THE PROBLEM
Copy each line that has the string "this" somewhere in it.
········
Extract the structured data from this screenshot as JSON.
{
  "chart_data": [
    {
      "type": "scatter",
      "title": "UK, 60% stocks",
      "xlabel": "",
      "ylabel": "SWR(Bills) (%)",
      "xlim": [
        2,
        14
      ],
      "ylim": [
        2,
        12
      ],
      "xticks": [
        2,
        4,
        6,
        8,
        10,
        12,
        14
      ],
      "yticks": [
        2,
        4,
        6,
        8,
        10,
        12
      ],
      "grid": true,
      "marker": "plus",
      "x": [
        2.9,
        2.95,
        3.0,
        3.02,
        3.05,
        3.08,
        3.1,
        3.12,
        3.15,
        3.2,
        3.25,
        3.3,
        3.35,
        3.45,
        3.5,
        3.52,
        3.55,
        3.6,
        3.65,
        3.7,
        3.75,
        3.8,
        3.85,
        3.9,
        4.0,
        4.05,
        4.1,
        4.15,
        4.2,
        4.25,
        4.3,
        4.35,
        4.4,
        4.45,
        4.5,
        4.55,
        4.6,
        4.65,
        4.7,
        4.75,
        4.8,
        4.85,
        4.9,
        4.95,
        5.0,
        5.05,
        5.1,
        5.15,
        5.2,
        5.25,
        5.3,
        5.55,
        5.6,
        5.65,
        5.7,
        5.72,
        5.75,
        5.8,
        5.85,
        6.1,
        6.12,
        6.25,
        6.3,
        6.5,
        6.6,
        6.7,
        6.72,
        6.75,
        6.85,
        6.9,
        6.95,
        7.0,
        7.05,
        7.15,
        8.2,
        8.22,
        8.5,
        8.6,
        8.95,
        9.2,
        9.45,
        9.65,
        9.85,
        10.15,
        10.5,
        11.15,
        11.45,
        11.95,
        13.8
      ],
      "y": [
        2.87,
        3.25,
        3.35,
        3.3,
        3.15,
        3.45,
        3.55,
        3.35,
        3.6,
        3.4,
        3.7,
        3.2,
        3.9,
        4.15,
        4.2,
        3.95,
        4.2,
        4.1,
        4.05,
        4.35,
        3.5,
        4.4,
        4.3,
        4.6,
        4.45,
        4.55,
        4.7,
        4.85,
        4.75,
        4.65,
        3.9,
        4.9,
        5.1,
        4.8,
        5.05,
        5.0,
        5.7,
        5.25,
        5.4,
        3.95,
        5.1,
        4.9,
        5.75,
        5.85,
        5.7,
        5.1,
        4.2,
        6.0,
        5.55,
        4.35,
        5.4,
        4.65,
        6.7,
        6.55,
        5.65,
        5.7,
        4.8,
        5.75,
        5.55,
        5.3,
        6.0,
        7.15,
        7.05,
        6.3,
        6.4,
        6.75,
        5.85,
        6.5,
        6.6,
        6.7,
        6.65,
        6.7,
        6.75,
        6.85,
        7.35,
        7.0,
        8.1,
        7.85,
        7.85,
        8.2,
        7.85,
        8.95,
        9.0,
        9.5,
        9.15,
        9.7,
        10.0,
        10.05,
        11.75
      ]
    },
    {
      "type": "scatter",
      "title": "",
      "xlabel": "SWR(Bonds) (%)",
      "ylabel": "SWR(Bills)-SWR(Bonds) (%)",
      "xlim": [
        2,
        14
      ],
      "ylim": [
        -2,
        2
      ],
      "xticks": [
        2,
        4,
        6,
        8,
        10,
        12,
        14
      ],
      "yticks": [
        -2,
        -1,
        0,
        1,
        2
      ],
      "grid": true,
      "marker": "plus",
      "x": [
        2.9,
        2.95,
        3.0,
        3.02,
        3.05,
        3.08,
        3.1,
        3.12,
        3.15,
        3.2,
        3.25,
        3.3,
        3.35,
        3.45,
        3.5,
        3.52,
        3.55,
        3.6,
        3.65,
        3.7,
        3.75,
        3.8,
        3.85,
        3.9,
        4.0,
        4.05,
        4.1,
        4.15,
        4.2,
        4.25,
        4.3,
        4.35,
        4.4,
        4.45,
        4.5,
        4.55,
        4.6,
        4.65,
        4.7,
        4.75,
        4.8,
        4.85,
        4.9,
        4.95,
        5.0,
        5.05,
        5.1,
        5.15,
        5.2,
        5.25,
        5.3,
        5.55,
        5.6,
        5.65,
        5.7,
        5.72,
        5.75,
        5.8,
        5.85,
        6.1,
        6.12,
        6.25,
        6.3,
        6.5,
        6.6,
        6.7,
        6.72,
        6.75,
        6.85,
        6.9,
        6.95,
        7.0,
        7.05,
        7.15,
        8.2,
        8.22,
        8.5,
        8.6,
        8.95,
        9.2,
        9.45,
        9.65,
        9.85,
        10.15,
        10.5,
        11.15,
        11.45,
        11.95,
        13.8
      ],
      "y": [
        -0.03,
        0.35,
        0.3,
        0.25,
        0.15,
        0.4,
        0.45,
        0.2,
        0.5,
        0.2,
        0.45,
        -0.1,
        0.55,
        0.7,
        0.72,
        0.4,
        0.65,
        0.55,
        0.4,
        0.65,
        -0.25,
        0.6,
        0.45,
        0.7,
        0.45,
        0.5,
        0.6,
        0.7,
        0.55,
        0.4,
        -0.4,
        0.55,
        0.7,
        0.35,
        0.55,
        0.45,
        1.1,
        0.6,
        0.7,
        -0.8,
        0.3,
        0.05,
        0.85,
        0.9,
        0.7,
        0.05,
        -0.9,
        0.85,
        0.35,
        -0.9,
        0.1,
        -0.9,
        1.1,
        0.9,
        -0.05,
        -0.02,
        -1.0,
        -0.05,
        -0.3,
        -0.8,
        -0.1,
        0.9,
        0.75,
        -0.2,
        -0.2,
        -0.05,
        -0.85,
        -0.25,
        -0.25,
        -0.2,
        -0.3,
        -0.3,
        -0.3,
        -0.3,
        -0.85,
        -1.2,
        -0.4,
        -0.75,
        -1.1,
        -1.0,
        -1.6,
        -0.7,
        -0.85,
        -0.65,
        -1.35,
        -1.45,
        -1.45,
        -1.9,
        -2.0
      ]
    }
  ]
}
········
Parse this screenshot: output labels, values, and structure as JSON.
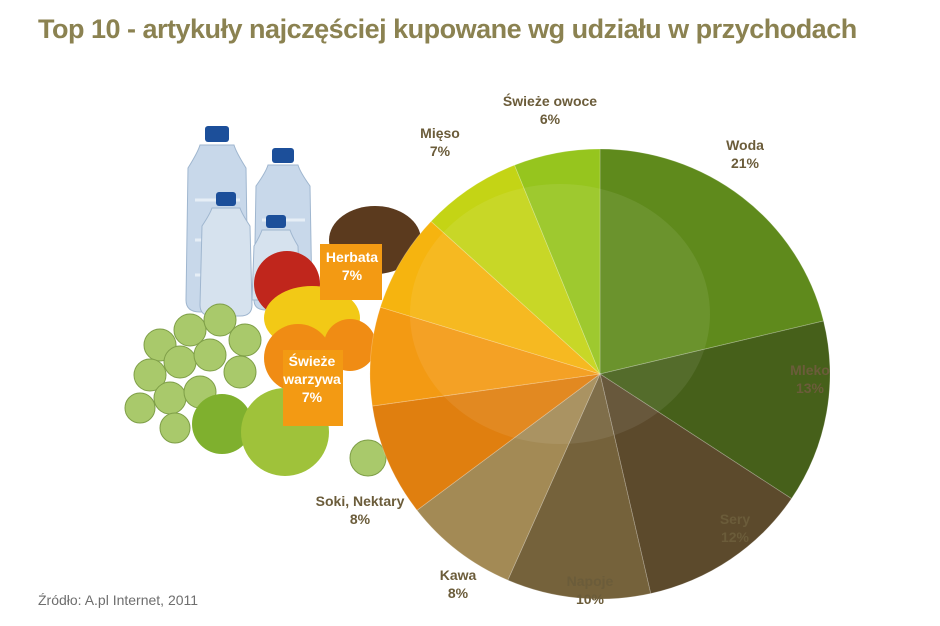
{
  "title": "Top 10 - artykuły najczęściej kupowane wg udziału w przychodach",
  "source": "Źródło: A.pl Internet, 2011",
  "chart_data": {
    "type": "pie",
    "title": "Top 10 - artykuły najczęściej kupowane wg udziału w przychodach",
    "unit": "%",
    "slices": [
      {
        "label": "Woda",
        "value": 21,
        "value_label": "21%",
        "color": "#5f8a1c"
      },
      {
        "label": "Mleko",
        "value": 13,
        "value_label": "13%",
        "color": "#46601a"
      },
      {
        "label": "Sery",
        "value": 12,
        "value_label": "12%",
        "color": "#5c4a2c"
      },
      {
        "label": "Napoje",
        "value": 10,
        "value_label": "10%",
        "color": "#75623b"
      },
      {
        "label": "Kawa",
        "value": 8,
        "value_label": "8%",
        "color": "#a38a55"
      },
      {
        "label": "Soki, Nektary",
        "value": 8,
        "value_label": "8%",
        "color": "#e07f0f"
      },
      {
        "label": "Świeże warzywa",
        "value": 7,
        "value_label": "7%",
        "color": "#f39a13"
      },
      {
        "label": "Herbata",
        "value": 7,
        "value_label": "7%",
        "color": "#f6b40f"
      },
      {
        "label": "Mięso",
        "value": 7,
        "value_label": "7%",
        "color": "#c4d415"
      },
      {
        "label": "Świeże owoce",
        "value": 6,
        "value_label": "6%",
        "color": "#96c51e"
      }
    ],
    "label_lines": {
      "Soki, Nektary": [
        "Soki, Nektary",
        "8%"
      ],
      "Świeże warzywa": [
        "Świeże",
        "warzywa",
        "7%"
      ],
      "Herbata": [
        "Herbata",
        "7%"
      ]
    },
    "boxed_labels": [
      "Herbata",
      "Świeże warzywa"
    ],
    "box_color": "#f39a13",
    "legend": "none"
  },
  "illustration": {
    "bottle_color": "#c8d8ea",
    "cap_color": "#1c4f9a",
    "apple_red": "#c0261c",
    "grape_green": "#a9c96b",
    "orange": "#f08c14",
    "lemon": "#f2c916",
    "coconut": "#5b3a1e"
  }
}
········
SOLUTION TO THE PROBLEM
Extract the structured data from this screenshot as JSON.
Parse this screenshot: output labels, values, and structure as JSON.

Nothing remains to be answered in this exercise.